Exercise task: Edit the data below by swapping each "data-point" for "marker". Keep every other part of the lines as it is.

[Entries from a dataset]
- - - -

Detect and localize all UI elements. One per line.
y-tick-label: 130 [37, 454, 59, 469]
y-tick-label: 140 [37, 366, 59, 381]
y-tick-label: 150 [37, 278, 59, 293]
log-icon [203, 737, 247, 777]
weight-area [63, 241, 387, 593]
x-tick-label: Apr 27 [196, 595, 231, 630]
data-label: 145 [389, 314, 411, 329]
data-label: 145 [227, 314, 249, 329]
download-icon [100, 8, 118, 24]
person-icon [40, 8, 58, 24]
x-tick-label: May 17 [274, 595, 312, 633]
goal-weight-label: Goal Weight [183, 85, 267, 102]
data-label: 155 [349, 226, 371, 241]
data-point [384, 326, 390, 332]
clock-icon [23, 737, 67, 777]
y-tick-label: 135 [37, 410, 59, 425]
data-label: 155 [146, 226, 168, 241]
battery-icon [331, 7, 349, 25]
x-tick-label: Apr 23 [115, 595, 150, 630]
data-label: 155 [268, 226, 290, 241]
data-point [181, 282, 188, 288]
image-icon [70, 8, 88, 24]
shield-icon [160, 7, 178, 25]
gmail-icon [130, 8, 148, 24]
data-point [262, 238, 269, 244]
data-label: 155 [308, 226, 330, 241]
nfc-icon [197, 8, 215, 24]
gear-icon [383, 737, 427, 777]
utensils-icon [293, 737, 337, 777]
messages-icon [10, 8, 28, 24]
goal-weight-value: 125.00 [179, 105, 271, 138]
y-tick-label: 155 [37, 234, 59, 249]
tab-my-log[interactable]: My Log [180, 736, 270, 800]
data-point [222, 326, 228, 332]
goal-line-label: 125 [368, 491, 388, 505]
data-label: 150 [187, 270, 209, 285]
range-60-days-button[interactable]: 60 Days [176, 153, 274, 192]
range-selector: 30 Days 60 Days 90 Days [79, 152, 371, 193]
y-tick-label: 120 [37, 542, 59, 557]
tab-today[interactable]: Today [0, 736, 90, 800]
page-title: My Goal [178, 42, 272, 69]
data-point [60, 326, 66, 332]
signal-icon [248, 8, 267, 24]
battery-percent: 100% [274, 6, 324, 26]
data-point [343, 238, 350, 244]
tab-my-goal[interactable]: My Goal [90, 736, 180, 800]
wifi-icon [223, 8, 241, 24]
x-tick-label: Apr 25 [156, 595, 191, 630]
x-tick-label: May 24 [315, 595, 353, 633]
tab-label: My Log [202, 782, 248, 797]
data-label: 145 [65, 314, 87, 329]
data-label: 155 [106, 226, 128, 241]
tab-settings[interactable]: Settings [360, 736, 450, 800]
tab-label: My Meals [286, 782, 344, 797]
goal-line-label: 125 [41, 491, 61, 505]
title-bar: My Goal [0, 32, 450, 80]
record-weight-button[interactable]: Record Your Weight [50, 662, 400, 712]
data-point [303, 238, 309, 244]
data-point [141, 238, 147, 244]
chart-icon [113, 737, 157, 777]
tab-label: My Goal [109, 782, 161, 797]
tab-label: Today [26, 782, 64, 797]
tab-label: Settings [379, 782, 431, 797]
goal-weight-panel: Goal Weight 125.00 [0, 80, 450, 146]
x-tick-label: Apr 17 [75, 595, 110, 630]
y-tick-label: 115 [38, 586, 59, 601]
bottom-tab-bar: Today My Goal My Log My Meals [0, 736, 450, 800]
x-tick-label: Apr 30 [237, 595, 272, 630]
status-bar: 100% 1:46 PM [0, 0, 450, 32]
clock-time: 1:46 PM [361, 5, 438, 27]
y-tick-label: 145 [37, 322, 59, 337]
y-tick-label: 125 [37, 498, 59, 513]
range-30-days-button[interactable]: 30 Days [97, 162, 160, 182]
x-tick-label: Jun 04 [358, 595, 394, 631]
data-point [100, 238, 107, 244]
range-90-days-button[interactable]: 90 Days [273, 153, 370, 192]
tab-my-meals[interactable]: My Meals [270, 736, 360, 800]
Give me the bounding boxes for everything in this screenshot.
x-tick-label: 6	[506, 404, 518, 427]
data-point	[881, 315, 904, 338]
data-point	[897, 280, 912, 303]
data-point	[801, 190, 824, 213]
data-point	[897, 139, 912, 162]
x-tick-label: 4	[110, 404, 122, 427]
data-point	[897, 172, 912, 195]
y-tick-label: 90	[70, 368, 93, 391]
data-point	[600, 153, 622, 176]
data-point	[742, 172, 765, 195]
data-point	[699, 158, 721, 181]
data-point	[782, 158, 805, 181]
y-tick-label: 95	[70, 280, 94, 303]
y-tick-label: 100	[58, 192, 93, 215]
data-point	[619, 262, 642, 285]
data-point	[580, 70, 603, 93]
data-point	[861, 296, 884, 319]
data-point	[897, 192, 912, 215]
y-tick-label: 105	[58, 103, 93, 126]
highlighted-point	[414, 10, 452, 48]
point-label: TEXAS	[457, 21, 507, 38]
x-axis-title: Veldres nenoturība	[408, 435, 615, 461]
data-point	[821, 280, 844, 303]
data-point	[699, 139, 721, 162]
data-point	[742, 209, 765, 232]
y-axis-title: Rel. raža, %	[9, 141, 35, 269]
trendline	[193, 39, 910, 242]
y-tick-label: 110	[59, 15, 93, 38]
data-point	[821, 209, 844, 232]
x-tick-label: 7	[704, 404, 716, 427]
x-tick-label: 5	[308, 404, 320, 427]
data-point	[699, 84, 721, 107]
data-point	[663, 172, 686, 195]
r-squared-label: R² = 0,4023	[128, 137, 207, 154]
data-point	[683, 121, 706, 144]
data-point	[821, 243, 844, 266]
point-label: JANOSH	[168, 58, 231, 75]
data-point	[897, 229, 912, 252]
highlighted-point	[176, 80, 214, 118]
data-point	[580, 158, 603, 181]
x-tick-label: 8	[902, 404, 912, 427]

- - - -

Problem solution:
Detect and localize all UI elements. One per line.
y-tick-label: 130 [37, 454, 59, 469]
y-tick-label: 140 [37, 366, 59, 381]
y-tick-label: 150 [37, 278, 59, 293]
log-icon [203, 737, 247, 777]
weight-area [63, 241, 387, 593]
x-tick-label: Apr 27 [196, 595, 231, 630]
data-label: 145 [389, 314, 411, 329]
data-label: 145 [227, 314, 249, 329]
download-icon [100, 8, 118, 24]
person-icon [40, 8, 58, 24]
x-tick-label: May 17 [274, 595, 312, 633]
goal-weight-label: Goal Weight [183, 85, 267, 102]
data-label: 155 [349, 226, 371, 241]
marker [384, 326, 390, 332]
clock-icon [23, 737, 67, 777]
y-tick-label: 135 [37, 410, 59, 425]
data-label: 155 [146, 226, 168, 241]
battery-icon [331, 7, 349, 25]
x-tick-label: Apr 23 [115, 595, 150, 630]
data-label: 155 [268, 226, 290, 241]
marker [181, 282, 188, 288]
image-icon [70, 8, 88, 24]
shield-icon [160, 7, 178, 25]
gmail-icon [130, 8, 148, 24]
marker [262, 238, 269, 244]
data-label: 155 [308, 226, 330, 241]
nfc-icon [197, 8, 215, 24]
gear-icon [383, 737, 427, 777]
utensils-icon [293, 737, 337, 777]
messages-icon [10, 8, 28, 24]
goal-weight-value: 125.00 [179, 105, 271, 138]
y-tick-label: 155 [37, 234, 59, 249]
tab-my-log[interactable]: My Log [180, 736, 270, 800]
marker [222, 326, 228, 332]
goal-line-label: 125 [368, 491, 388, 505]
data-label: 150 [187, 270, 209, 285]
range-60-days-button[interactable]: 60 Days [176, 153, 274, 192]
range-selector: 30 Days 60 Days 90 Days [79, 152, 371, 193]
y-tick-label: 120 [37, 542, 59, 557]
tab-today[interactable]: Today [0, 736, 90, 800]
page-title: My Goal [178, 42, 272, 69]
marker [60, 326, 66, 332]
signal-icon [248, 8, 267, 24]
battery-percent: 100% [274, 6, 324, 26]
marker [343, 238, 350, 244]
tab-my-goal[interactable]: My Goal [90, 736, 180, 800]
wifi-icon [223, 8, 241, 24]
x-tick-label: Apr 25 [156, 595, 191, 630]
x-tick-label: May 24 [315, 595, 353, 633]
tab-label: My Log [202, 782, 248, 797]
data-label: 145 [65, 314, 87, 329]
data-label: 155 [106, 226, 128, 241]
tab-settings[interactable]: Settings [360, 736, 450, 800]
tab-label: My Meals [286, 782, 344, 797]
goal-line-label: 125 [41, 491, 61, 505]
title-bar: My Goal [0, 32, 450, 80]
record-weight-button[interactable]: Record Your Weight [50, 662, 400, 712]
marker [303, 238, 309, 244]
marker [141, 238, 147, 244]
chart-icon [113, 737, 157, 777]
tab-label: My Goal [109, 782, 161, 797]
tab-label: Today [26, 782, 64, 797]
tab-label: Settings [379, 782, 431, 797]
goal-weight-panel: Goal Weight 125.00 [0, 80, 450, 146]
x-tick-label: Apr 17 [75, 595, 110, 630]
y-tick-label: 115 [38, 586, 59, 601]
bottom-tab-bar: Today My Goal My Log My Meals [0, 736, 450, 800]
x-tick-label: Apr 30 [237, 595, 272, 630]
status-bar: 100% 1:46 PM [0, 0, 450, 32]
clock-time: 1:46 PM [361, 5, 438, 27]
y-tick-label: 145 [37, 322, 59, 337]
y-tick-label: 125 [37, 498, 59, 513]
range-30-days-button[interactable]: 30 Days [97, 162, 160, 182]
x-tick-label: Jun 04 [358, 595, 394, 631]
marker [100, 238, 107, 244]
range-90-days-button[interactable]: 90 Days [273, 153, 370, 192]
tab-my-meals[interactable]: My Meals [270, 736, 360, 800]
Give me the bounding boxes for everything in this screenshot.
x-tick-label: 6	[506, 404, 518, 427]
marker	[881, 315, 904, 338]
marker	[897, 280, 912, 303]
marker	[801, 190, 824, 213]
marker	[897, 139, 912, 162]
x-tick-label: 4	[110, 404, 122, 427]
marker	[897, 172, 912, 195]
y-tick-label: 90	[70, 368, 93, 391]
marker	[600, 153, 622, 176]
marker	[742, 172, 765, 195]
marker	[699, 158, 721, 181]
marker	[782, 158, 805, 181]
y-tick-label: 95	[70, 280, 94, 303]
y-tick-label: 100	[58, 192, 93, 215]
marker	[619, 262, 642, 285]
marker	[580, 70, 603, 93]
marker	[861, 296, 884, 319]
marker	[897, 192, 912, 215]
y-tick-label: 105	[58, 103, 93, 126]
highlighted-point	[414, 10, 452, 48]
point-label: TEXAS	[457, 21, 507, 38]
x-axis-title: Veldres nenoturība	[408, 435, 615, 461]
marker	[821, 280, 844, 303]
marker	[699, 139, 721, 162]
marker	[742, 209, 765, 232]
y-axis-title: Rel. raža, %	[9, 141, 35, 269]
trendline	[193, 39, 910, 242]
y-tick-label: 110	[59, 15, 93, 38]
marker	[821, 209, 844, 232]
x-tick-label: 7	[704, 404, 716, 427]
x-tick-label: 5	[308, 404, 320, 427]
marker	[699, 84, 721, 107]
marker	[663, 172, 686, 195]
r-squared-label: R² = 0,4023	[128, 137, 207, 154]
marker	[683, 121, 706, 144]
marker	[821, 243, 844, 266]
point-label: JANOSH	[168, 58, 231, 75]
marker	[897, 229, 912, 252]
highlighted-point	[176, 80, 214, 118]
marker	[580, 158, 603, 181]
x-tick-label: 8	[902, 404, 912, 427]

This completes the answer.